* **Chart and figure data**:
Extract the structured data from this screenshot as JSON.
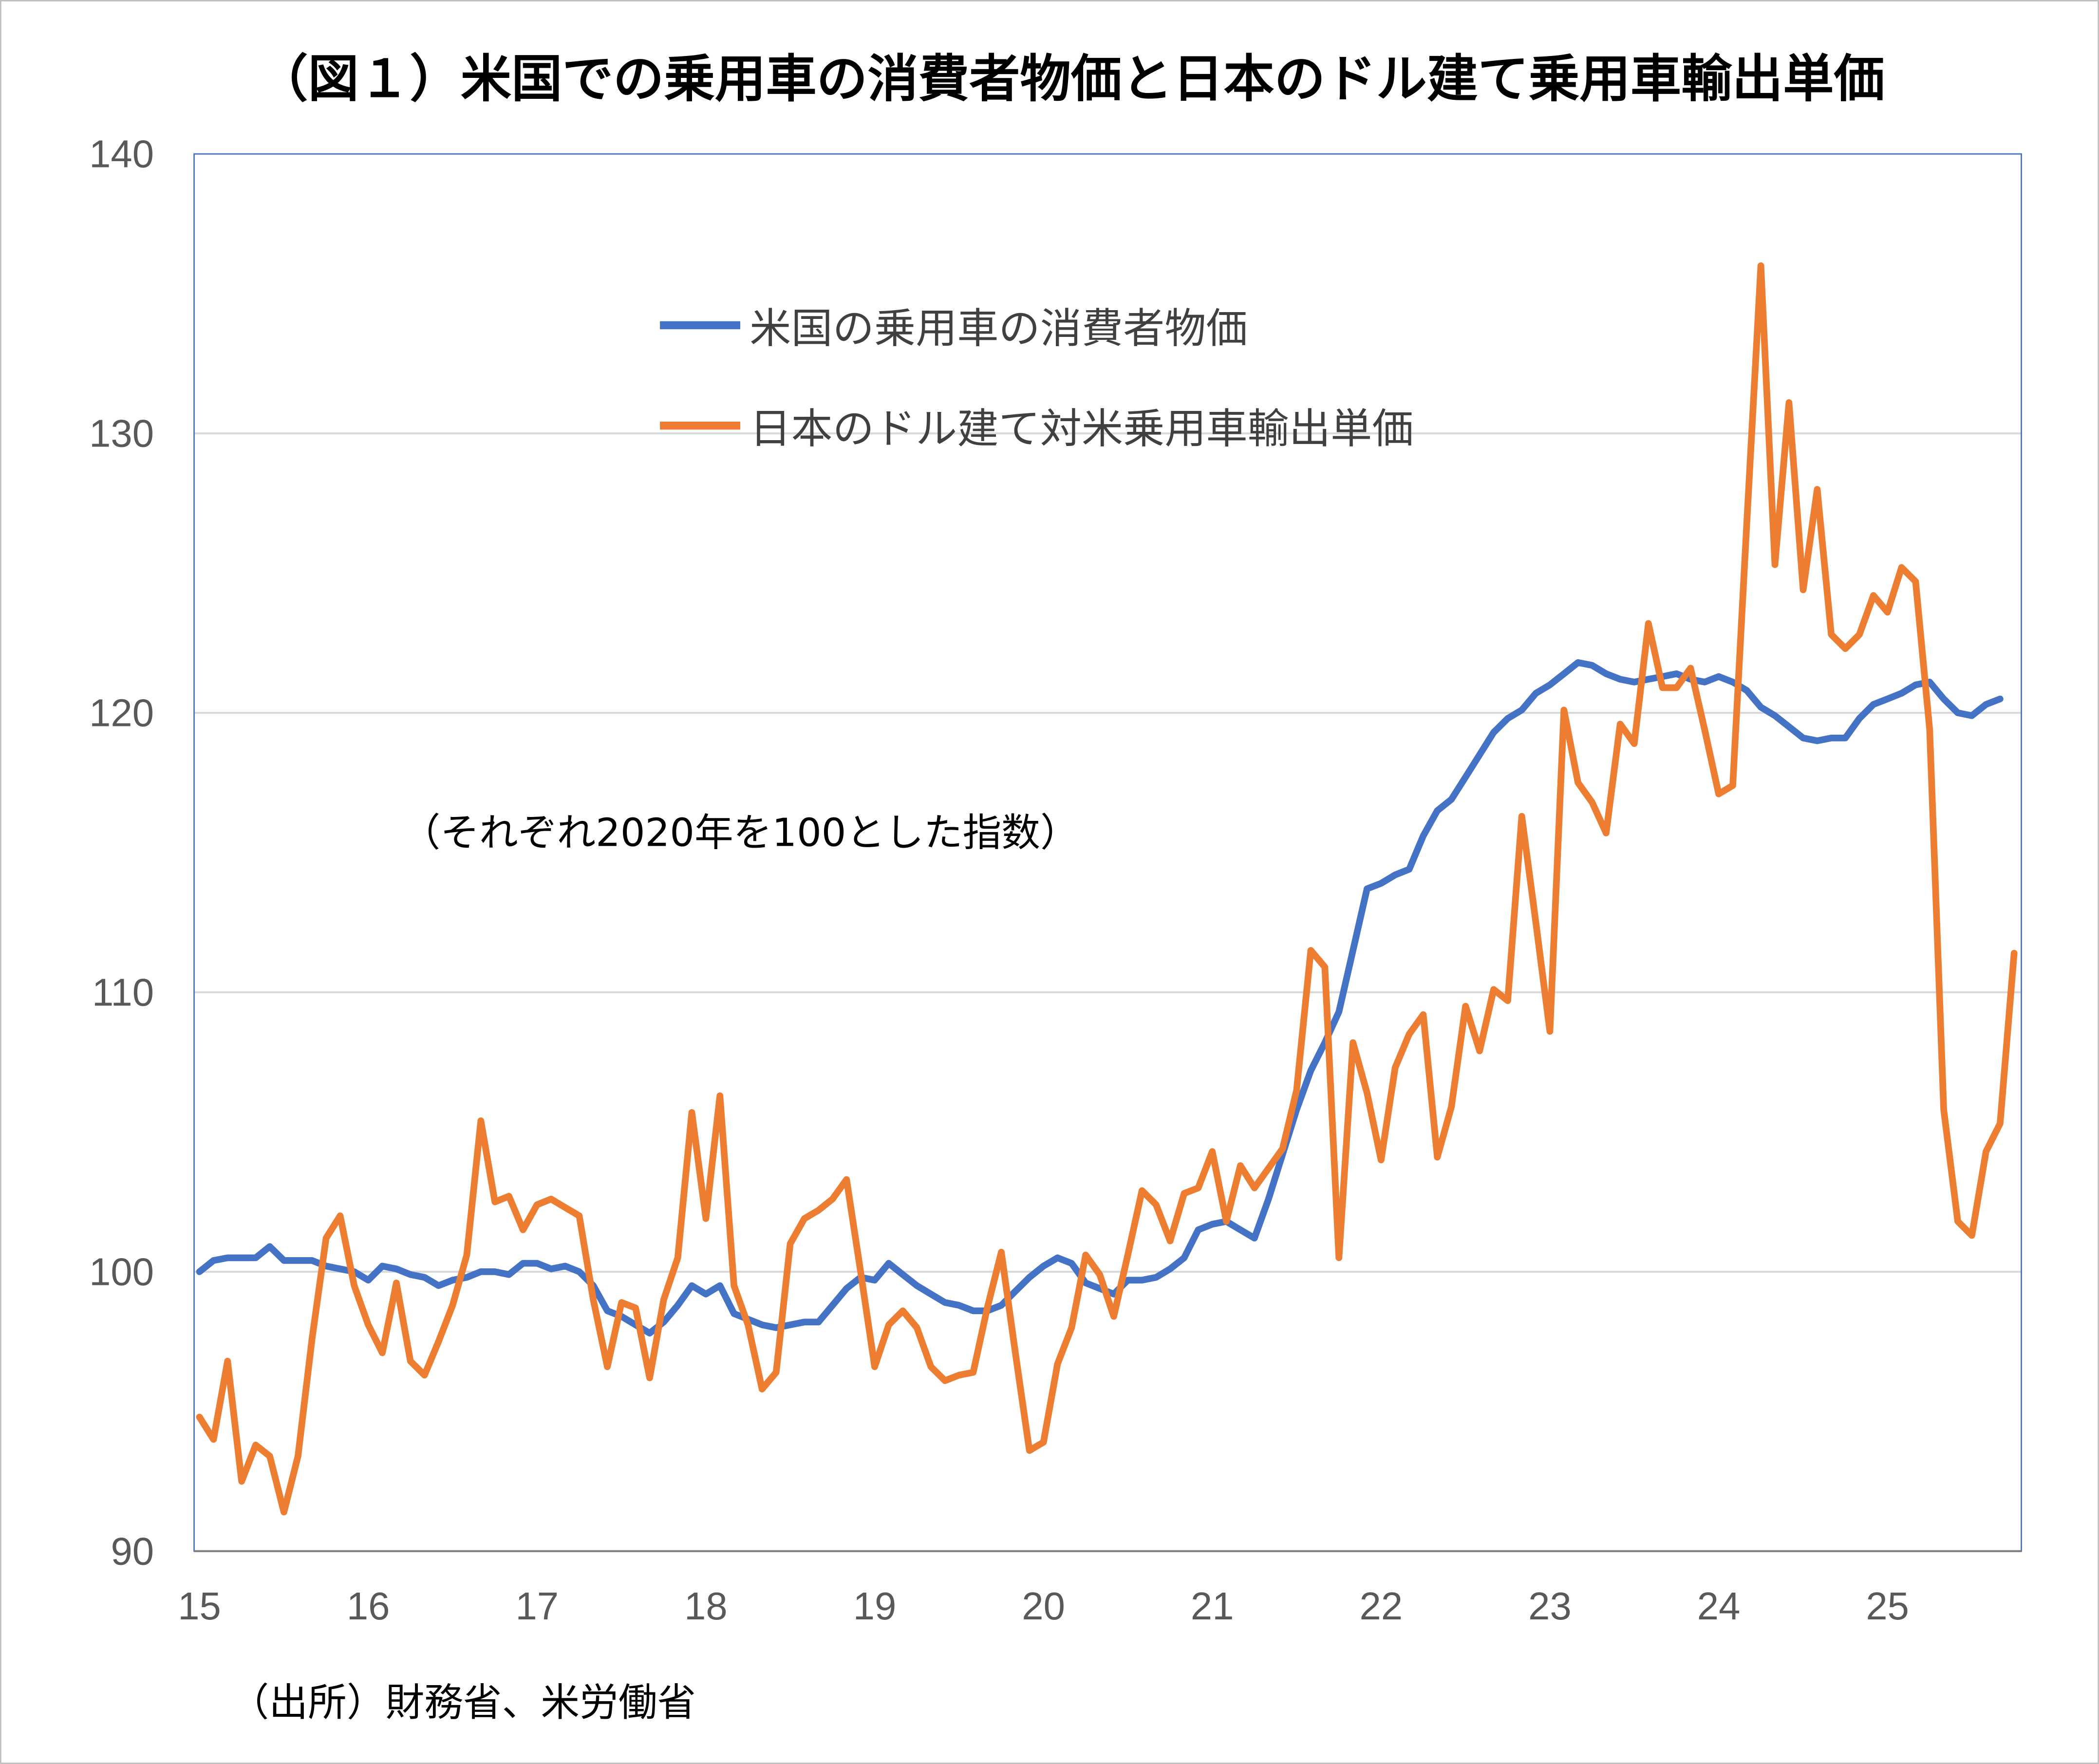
{
  "chart_data": {
    "type": "line",
    "title": "（図１）米国での乗用車の消費者物価と日本のドル建て乗用車輸出単価",
    "annotation": "（それぞれ2020年を100とした指数）",
    "source": "（出所）財務省、米労働省",
    "xlabel": "",
    "ylabel": "",
    "x_ticks": [
      "15",
      "16",
      "17",
      "18",
      "19",
      "20",
      "21",
      "22",
      "23",
      "24",
      "25"
    ],
    "x_start": "2015-01",
    "x_step": "month",
    "ylim": [
      90,
      140
    ],
    "y_ticks": [
      "90",
      "100",
      "110",
      "120",
      "130",
      "140"
    ],
    "grid": "horizontal",
    "legend_position": "top-center",
    "series": [
      {
        "name": "米国の乗用車の消費者物価",
        "color": "#4472C4",
        "values": [
          100.0,
          100.4,
          100.5,
          100.5,
          100.5,
          100.9,
          100.4,
          100.4,
          100.4,
          100.2,
          100.1,
          100.0,
          99.7,
          100.2,
          100.1,
          99.9,
          99.8,
          99.5,
          99.7,
          99.8,
          100.0,
          100.0,
          99.9,
          100.3,
          100.3,
          100.1,
          100.2,
          100.0,
          99.5,
          98.6,
          98.4,
          98.1,
          97.8,
          98.2,
          98.8,
          99.5,
          99.2,
          99.5,
          98.5,
          98.3,
          98.1,
          98.0,
          98.1,
          98.2,
          98.2,
          98.8,
          99.4,
          99.8,
          99.7,
          100.3,
          99.9,
          99.5,
          99.2,
          98.9,
          98.8,
          98.6,
          98.6,
          98.8,
          99.3,
          99.8,
          100.2,
          100.5,
          100.3,
          99.6,
          99.4,
          99.2,
          99.7,
          99.7,
          99.8,
          100.1,
          100.5,
          101.5,
          101.7,
          101.8,
          101.5,
          101.2,
          102.6,
          104.2,
          105.8,
          107.2,
          108.2,
          109.3,
          111.5,
          113.7,
          113.9,
          114.2,
          114.4,
          115.6,
          116.5,
          116.9,
          117.7,
          118.5,
          119.3,
          119.8,
          120.1,
          120.7,
          121.0,
          121.4,
          121.8,
          121.7,
          121.4,
          121.2,
          121.1,
          121.2,
          121.3,
          121.4,
          121.2,
          121.1,
          121.3,
          121.1,
          120.8,
          120.2,
          119.9,
          119.5,
          119.1,
          119.0,
          119.1,
          119.1,
          119.8,
          120.3,
          120.5,
          120.7,
          121.0,
          121.1,
          120.5,
          120.0,
          119.9,
          120.3,
          120.5
        ]
      },
      {
        "name": "日本のドル建て対米乗用車輸出単価",
        "color": "#ED7D31",
        "values": [
          94.8,
          94.0,
          96.8,
          92.5,
          93.8,
          93.4,
          91.4,
          93.4,
          97.6,
          101.2,
          102.0,
          99.5,
          98.1,
          97.1,
          99.6,
          96.8,
          96.3,
          97.5,
          98.8,
          100.6,
          105.4,
          102.5,
          102.7,
          101.5,
          102.4,
          102.6,
          102.3,
          102.0,
          99.0,
          96.6,
          98.9,
          98.7,
          96.2,
          99.0,
          100.5,
          105.7,
          101.9,
          106.3,
          99.5,
          98.1,
          95.8,
          96.4,
          101.0,
          101.9,
          102.2,
          102.6,
          103.3,
          100.0,
          96.6,
          98.1,
          98.6,
          98.0,
          96.6,
          96.1,
          96.3,
          96.4,
          98.7,
          100.7,
          97.1,
          93.6,
          93.9,
          96.7,
          98.0,
          100.6,
          99.9,
          98.4,
          100.6,
          102.9,
          102.4,
          101.1,
          102.8,
          103.0,
          104.3,
          101.8,
          103.8,
          103.0,
          103.7,
          104.4,
          106.5,
          111.5,
          110.9,
          100.5,
          108.2,
          106.4,
          104.0,
          107.3,
          108.5,
          109.2,
          104.1,
          105.9,
          109.5,
          107.9,
          110.1,
          109.7,
          116.3,
          112.5,
          108.6,
          120.1,
          117.5,
          116.8,
          115.7,
          119.6,
          118.9,
          123.2,
          120.9,
          120.9,
          121.6,
          119.4,
          117.1,
          117.4,
          126.8,
          136.0,
          125.3,
          131.1,
          124.4,
          128.0,
          122.8,
          122.3,
          122.8,
          124.2,
          123.6,
          125.2,
          124.7,
          119.4,
          105.8,
          101.8,
          101.3,
          104.3,
          105.3,
          111.4
        ]
      }
    ]
  }
}
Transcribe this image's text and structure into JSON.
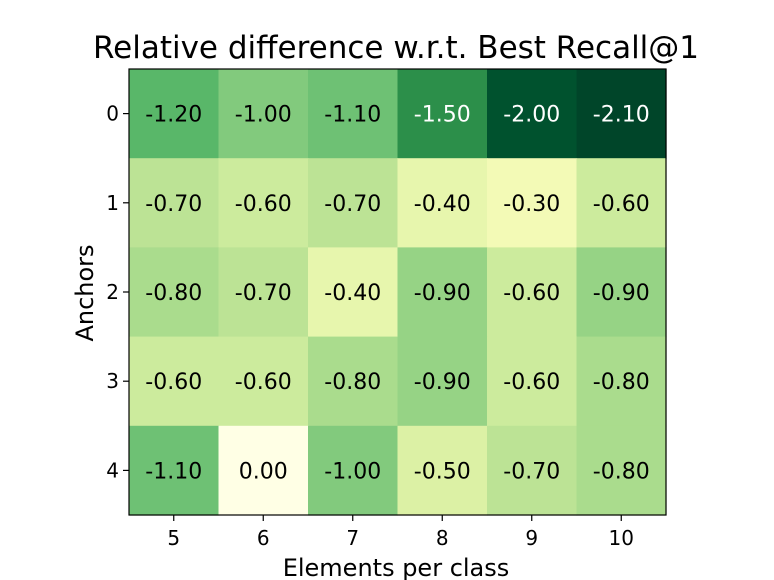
{
  "chart_data": {
    "type": "heatmap",
    "title": "Relative difference w.r.t. Best Recall@1",
    "xlabel": "Elements per class",
    "ylabel": "Anchors",
    "x_categories": [
      "5",
      "6",
      "7",
      "8",
      "9",
      "10"
    ],
    "y_categories": [
      "0",
      "1",
      "2",
      "3",
      "4"
    ],
    "values": [
      [
        -1.2,
        -1.0,
        -1.1,
        -1.5,
        -2.0,
        -2.1
      ],
      [
        -0.7,
        -0.6,
        -0.7,
        -0.4,
        -0.3,
        -0.6
      ],
      [
        -0.8,
        -0.7,
        -0.4,
        -0.9,
        -0.6,
        -0.9
      ],
      [
        -0.6,
        -0.6,
        -0.8,
        -0.9,
        -0.6,
        -0.8
      ],
      [
        -1.1,
        0.0,
        -1.0,
        -0.5,
        -0.7,
        -0.8
      ]
    ],
    "labels": [
      [
        "-1.20",
        "-1.00",
        "-1.10",
        "-1.50",
        "-2.00",
        "-2.10"
      ],
      [
        "-0.70",
        "-0.60",
        "-0.70",
        "-0.40",
        "-0.30",
        "-0.60"
      ],
      [
        "-0.80",
        "-0.70",
        "-0.40",
        "-0.90",
        "-0.60",
        "-0.90"
      ],
      [
        "-0.60",
        "-0.60",
        "-0.80",
        "-0.90",
        "-0.60",
        "-0.80"
      ],
      [
        "-1.10",
        "0.00",
        "-1.00",
        "-0.50",
        "-0.70",
        "-0.80"
      ]
    ],
    "value_range": [
      -2.1,
      0.0
    ],
    "colormap": "YlGn_r",
    "grid": false,
    "legend": "none"
  }
}
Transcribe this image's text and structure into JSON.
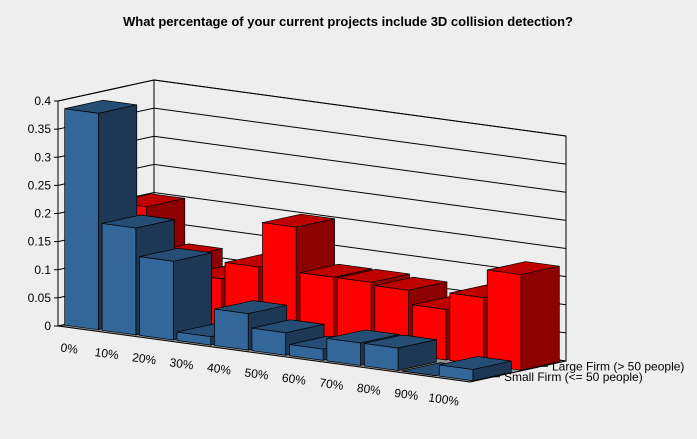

* **Task description**:
Images must not appear in the copy; reproduce everything else in the records verbatim.

* **Reply to the task**:
Extract the structured data from this screenshot as JSON.
{
  "chart_data": {
    "type": "line",
    "title": "（図１）米国での乗用車の消費者物価と日本のドル建て乗用車輸出単価",
    "annotation": "（それぞれ2020年を100とした指数）",
    "source": "（出所）財務省、米労働省",
    "xlabel": "",
    "ylabel": "",
    "x_ticks": [
      "15",
      "16",
      "17",
      "18",
      "19",
      "20",
      "21",
      "22",
      "23",
      "24",
      "25"
    ],
    "x_start": "2015-01",
    "x_step": "month",
    "ylim": [
      90,
      140
    ],
    "y_ticks": [
      "90",
      "100",
      "110",
      "120",
      "130",
      "140"
    ],
    "grid": "horizontal",
    "legend_position": "top-center",
    "series": [
      {
        "name": "米国の乗用車の消費者物価",
        "color": "#4472C4",
        "values": [
          100.0,
          100.4,
          100.5,
          100.5,
          100.5,
          100.9,
          100.4,
          100.4,
          100.4,
          100.2,
          100.1,
          100.0,
          99.7,
          100.2,
          100.1,
          99.9,
          99.8,
          99.5,
          99.7,
          99.8,
          100.0,
          100.0,
          99.9,
          100.3,
          100.3,
          100.1,
          100.2,
          100.0,
          99.5,
          98.6,
          98.4,
          98.1,
          97.8,
          98.2,
          98.8,
          99.5,
          99.2,
          99.5,
          98.5,
          98.3,
          98.1,
          98.0,
          98.1,
          98.2,
          98.2,
          98.8,
          99.4,
          99.8,
          99.7,
          100.3,
          99.9,
          99.5,
          99.2,
          98.9,
          98.8,
          98.6,
          98.6,
          98.8,
          99.3,
          99.8,
          100.2,
          100.5,
          100.3,
          99.6,
          99.4,
          99.2,
          99.7,
          99.7,
          99.8,
          100.1,
          100.5,
          101.5,
          101.7,
          101.8,
          101.5,
          101.2,
          102.6,
          104.2,
          105.8,
          107.2,
          108.2,
          109.3,
          111.5,
          113.7,
          113.9,
          114.2,
          114.4,
          115.6,
          116.5,
          116.9,
          117.7,
          118.5,
          119.3,
          119.8,
          120.1,
          120.7,
          121.0,
          121.4,
          121.8,
          121.7,
          121.4,
          121.2,
          121.1,
          121.2,
          121.3,
          121.4,
          121.2,
          121.1,
          121.3,
          121.1,
          120.8,
          120.2,
          119.9,
          119.5,
          119.1,
          119.0,
          119.1,
          119.1,
          119.8,
          120.3,
          120.5,
          120.7,
          121.0,
          121.1,
          120.5,
          120.0,
          119.9,
          120.3,
          120.5
        ]
      },
      {
        "name": "日本のドル建て対米乗用車輸出単価",
        "color": "#ED7D31",
        "values": [
          94.8,
          94.0,
          96.8,
          92.5,
          93.8,
          93.4,
          91.4,
          93.4,
          97.6,
          101.2,
          102.0,
          99.5,
          98.1,
          97.1,
          99.6,
          96.8,
          96.3,
          97.5,
          98.8,
          100.6,
          105.4,
          102.5,
          102.7,
          101.5,
          102.4,
          102.6,
          102.3,
          102.0,
          99.0,
          96.6,
          98.9,
          98.7,
          96.2,
          99.0,
          100.5,
          105.7,
          101.9,
          106.3,
          99.5,
          98.1,
          95.8,
          96.4,
          101.0,
          101.9,
          102.2,
          102.6,
          103.3,
          100.0,
          96.6,
          98.1,
          98.6,
          98.0,
          96.6,
          96.1,
          96.3,
          96.4,
          98.7,
          100.7,
          97.1,
          93.6,
          93.9,
          96.7,
          98.0,
          100.6,
          99.9,
          98.4,
          100.6,
          102.9,
          102.4,
          101.1,
          102.8,
          103.0,
          104.3,
          101.8,
          103.8,
          103.0,
          103.7,
          104.4,
          106.5,
          111.5,
          110.9,
          100.5,
          108.2,
          106.4,
          104.0,
          107.3,
          108.5,
          109.2,
          104.1,
          105.9,
          109.5,
          107.9,
          110.1,
          109.7,
          116.3,
          112.5,
          108.6,
          120.1,
          117.5,
          116.8,
          115.7,
          119.6,
          118.9,
          123.2,
          120.9,
          120.9,
          121.6,
          119.4,
          117.1,
          117.4,
          126.8,
          136.0,
          125.3,
          131.1,
          124.4,
          128.0,
          122.8,
          122.3,
          122.8,
          124.2,
          123.6,
          125.2,
          124.7,
          119.4,
          105.8,
          101.8,
          101.3,
          104.3,
          105.3,
          111.4
        ]
      }
    ]
  }
}
Transcribe this image's text and structure into JSON.
{
  "chart_data": {
    "type": "heatmap",
    "title": "Relative difference w.r.t. Best Recall@1",
    "xlabel": "Elements per class",
    "ylabel": "Anchors",
    "x_categories": [
      "5",
      "6",
      "7",
      "8",
      "9",
      "10"
    ],
    "y_categories": [
      "0",
      "1",
      "2",
      "3",
      "4"
    ],
    "values": [
      [
        -1.2,
        -1.0,
        -1.1,
        -1.5,
        -2.0,
        -2.1
      ],
      [
        -0.7,
        -0.6,
        -0.7,
        -0.4,
        -0.3,
        -0.6
      ],
      [
        -0.8,
        -0.7,
        -0.4,
        -0.9,
        -0.6,
        -0.9
      ],
      [
        -0.6,
        -0.6,
        -0.8,
        -0.9,
        -0.6,
        -0.8
      ],
      [
        -1.1,
        0.0,
        -1.0,
        -0.5,
        -0.7,
        -0.8
      ]
    ],
    "labels": [
      [
        "-1.20",
        "-1.00",
        "-1.10",
        "-1.50",
        "-2.00",
        "-2.10"
      ],
      [
        "-0.70",
        "-0.60",
        "-0.70",
        "-0.40",
        "-0.30",
        "-0.60"
      ],
      [
        "-0.80",
        "-0.70",
        "-0.40",
        "-0.90",
        "-0.60",
        "-0.90"
      ],
      [
        "-0.60",
        "-0.60",
        "-0.80",
        "-0.90",
        "-0.60",
        "-0.80"
      ],
      [
        "-1.10",
        "0.00",
        "-1.00",
        "-0.50",
        "-0.70",
        "-0.80"
      ]
    ],
    "value_range": [
      -2.1,
      0.0
    ],
    "colormap": "YlGn_r",
    "grid": false,
    "legend": "none"
  }
}
Transcribe this image's text and structure into JSON.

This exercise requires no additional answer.